Figure content listings:
"""

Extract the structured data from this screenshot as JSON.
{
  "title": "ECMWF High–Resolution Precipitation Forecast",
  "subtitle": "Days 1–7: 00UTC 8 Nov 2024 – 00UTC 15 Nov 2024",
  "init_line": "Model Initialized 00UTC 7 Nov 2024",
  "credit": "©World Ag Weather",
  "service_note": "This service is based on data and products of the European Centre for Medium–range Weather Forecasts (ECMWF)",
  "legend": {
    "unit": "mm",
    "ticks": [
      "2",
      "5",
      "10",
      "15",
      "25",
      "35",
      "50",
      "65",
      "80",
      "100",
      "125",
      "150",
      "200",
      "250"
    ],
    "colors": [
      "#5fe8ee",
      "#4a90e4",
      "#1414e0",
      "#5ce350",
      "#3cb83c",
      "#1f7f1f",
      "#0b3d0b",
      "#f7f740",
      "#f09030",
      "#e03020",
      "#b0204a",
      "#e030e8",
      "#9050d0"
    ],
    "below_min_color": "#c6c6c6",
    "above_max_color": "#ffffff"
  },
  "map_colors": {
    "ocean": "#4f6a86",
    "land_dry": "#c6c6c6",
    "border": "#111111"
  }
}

"""

THE TASK:
Repeat every entry exactly as written above.

TASK RESPONSE:
Extract the structured data from this screenshot as JSON.
{
  "title": "ECMWF High–Resolution Precipitation Forecast",
  "subtitle": "Days 1–7: 00UTC 8 Nov 2024 – 00UTC 15 Nov 2024",
  "init_line": "Model Initialized 00UTC 7 Nov 2024",
  "credit": "©World Ag Weather",
  "service_note": "This service is based on data and products of the European Centre for Medium–range Weather Forecasts (ECMWF)",
  "legend": {
    "unit": "mm",
    "ticks": [
      "2",
      "5",
      "10",
      "15",
      "25",
      "35",
      "50",
      "65",
      "80",
      "100",
      "125",
      "150",
      "200",
      "250"
    ],
    "colors": [
      "#5fe8ee",
      "#4a90e4",
      "#1414e0",
      "#5ce350",
      "#3cb83c",
      "#1f7f1f",
      "#0b3d0b",
      "#f7f740",
      "#f09030",
      "#e03020",
      "#b0204a",
      "#e030e8",
      "#9050d0"
    ],
    "below_min_color": "#c6c6c6",
    "above_max_color": "#ffffff"
  },
  "map_colors": {
    "ocean": "#4f6a86",
    "land_dry": "#c6c6c6",
    "border": "#111111"
  }
}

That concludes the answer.